Excerpt from a dataset
──────────────────────────────

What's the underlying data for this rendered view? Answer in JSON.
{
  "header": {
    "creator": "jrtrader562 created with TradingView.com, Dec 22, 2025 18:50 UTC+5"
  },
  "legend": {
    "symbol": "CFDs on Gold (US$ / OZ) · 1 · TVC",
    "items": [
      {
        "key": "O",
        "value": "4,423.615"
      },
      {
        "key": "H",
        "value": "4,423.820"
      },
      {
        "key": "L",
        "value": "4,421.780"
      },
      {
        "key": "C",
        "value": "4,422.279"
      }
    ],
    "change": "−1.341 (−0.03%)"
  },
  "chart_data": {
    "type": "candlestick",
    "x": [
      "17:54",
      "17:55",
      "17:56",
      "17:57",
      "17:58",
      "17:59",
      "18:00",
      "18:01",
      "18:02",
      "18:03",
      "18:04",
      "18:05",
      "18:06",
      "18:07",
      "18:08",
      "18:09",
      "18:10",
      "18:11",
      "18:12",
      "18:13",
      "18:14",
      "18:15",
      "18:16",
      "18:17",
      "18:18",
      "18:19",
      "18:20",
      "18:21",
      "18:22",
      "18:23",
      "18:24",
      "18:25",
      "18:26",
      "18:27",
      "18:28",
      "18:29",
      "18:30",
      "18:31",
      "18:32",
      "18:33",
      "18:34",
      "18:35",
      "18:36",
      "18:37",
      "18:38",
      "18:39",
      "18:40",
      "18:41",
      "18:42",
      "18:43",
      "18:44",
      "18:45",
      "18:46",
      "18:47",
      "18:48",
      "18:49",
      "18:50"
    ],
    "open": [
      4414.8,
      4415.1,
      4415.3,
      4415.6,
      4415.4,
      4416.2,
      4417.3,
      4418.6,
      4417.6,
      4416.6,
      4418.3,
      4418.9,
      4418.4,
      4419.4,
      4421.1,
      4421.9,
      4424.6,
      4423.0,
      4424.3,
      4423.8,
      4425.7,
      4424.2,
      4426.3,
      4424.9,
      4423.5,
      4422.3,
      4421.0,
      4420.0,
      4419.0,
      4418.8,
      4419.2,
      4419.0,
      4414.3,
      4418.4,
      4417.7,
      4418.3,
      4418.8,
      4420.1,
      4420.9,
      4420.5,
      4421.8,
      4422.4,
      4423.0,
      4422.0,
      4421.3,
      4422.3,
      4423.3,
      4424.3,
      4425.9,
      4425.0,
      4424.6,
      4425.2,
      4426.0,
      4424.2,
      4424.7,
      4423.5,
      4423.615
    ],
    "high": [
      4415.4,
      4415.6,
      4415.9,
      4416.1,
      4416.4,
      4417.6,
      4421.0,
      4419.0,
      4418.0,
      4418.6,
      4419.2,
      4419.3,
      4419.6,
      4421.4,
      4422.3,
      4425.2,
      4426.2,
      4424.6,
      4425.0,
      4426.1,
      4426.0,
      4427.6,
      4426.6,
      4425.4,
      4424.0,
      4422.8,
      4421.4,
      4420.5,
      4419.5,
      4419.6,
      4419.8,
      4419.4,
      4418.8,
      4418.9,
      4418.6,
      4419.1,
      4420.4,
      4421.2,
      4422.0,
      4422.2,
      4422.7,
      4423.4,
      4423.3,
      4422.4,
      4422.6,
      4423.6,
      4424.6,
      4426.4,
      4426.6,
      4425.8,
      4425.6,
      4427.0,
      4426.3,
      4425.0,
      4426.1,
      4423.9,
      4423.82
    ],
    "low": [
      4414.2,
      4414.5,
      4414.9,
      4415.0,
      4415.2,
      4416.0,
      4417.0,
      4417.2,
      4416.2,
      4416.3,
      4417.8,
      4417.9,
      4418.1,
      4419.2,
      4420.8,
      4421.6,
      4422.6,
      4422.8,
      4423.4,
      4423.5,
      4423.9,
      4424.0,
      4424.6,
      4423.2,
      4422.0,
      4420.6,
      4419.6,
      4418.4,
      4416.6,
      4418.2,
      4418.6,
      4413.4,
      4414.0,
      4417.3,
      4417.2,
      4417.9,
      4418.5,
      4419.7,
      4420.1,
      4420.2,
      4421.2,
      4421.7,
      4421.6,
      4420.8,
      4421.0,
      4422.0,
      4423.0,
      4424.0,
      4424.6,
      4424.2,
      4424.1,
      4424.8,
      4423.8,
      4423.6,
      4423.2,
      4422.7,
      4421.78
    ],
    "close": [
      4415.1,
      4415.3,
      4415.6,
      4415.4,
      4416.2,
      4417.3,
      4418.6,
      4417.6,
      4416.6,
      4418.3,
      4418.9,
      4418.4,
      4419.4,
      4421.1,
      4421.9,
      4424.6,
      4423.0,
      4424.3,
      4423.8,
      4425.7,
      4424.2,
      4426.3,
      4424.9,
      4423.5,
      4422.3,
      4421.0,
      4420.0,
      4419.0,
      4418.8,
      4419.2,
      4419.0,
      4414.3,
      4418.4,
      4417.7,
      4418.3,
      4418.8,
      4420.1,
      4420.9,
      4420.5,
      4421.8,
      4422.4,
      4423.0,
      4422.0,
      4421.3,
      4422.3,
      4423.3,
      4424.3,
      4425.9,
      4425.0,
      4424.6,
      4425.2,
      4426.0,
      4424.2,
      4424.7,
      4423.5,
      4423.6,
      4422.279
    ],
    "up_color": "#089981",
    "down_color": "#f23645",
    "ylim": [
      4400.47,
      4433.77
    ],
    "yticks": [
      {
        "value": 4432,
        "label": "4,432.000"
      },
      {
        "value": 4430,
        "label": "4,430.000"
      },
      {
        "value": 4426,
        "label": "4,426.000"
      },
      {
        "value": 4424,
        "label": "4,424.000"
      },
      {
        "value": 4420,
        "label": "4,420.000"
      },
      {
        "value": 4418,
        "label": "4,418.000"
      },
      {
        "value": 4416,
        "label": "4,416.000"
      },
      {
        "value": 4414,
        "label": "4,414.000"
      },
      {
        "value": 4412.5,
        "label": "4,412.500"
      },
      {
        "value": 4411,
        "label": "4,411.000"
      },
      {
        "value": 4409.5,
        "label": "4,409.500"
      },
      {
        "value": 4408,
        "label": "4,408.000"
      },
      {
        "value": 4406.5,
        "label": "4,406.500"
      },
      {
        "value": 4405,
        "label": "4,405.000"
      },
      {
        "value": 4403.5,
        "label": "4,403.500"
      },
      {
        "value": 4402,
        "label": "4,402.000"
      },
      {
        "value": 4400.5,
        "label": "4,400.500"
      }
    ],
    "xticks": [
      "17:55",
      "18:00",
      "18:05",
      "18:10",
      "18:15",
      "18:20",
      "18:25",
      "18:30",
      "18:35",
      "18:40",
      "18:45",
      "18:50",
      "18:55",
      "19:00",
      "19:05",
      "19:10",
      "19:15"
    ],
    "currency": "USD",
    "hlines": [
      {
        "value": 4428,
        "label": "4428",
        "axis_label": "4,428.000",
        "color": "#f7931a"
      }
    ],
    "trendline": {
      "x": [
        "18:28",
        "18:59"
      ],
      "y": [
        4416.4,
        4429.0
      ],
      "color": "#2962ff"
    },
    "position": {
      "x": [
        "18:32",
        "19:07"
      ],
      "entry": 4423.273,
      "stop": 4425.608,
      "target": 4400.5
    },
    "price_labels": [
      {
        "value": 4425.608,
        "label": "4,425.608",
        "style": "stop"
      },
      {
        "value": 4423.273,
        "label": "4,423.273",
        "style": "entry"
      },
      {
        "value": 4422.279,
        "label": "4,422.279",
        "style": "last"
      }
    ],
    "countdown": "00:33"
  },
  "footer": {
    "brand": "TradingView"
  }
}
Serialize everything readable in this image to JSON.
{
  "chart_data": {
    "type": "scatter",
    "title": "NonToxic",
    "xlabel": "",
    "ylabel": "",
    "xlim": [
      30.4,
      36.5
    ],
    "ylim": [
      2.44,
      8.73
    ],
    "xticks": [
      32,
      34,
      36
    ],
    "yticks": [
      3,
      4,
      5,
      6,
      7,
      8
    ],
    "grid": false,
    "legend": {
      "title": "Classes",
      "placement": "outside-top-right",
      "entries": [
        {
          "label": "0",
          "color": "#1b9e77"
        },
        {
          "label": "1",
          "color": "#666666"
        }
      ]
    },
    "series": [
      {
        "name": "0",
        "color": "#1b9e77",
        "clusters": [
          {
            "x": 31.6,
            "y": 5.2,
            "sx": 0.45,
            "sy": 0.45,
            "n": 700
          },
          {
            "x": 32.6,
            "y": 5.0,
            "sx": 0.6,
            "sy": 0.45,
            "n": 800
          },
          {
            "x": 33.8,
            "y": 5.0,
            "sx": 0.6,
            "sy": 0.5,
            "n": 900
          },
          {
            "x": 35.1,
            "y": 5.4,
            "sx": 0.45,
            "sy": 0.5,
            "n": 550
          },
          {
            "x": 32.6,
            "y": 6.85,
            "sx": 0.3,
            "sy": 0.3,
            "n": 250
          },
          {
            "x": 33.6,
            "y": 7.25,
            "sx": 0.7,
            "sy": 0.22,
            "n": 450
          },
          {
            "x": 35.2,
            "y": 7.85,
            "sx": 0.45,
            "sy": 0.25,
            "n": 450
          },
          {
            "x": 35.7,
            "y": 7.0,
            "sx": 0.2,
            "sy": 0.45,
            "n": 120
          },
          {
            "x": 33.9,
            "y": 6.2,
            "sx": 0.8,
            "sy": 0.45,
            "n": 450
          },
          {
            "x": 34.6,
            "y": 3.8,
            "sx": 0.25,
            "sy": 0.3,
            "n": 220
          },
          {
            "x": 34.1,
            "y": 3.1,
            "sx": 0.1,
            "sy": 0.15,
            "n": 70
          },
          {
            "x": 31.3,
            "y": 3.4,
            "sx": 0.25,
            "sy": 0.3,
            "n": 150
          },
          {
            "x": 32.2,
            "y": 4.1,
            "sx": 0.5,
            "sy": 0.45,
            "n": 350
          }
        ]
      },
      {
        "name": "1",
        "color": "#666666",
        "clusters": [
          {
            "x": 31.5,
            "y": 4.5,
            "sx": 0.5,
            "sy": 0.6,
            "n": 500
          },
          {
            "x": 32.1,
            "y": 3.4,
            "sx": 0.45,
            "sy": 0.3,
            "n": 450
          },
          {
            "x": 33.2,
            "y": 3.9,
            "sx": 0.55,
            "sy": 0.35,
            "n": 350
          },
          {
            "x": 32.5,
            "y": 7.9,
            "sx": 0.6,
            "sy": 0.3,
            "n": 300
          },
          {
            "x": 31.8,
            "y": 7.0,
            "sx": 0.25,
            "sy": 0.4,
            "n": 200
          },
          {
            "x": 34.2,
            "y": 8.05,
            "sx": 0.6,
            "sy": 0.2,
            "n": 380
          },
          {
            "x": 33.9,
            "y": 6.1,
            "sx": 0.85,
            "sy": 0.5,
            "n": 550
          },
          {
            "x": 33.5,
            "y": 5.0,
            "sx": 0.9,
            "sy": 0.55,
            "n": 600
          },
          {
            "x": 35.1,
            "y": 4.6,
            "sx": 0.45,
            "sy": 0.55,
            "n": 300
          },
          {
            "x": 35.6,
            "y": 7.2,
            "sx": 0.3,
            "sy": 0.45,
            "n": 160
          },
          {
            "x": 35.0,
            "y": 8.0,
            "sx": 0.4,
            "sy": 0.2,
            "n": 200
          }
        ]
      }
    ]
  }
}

──────────────────────────────

(Request): In the entries above, find every line holding the word "TradingView" and copy it out.

(Reply to the task):
    "creator": "jrtrader562 created with TradingView.com, Dec 22, 2025 18:50 UTC+5"
    "brand": "TradingView"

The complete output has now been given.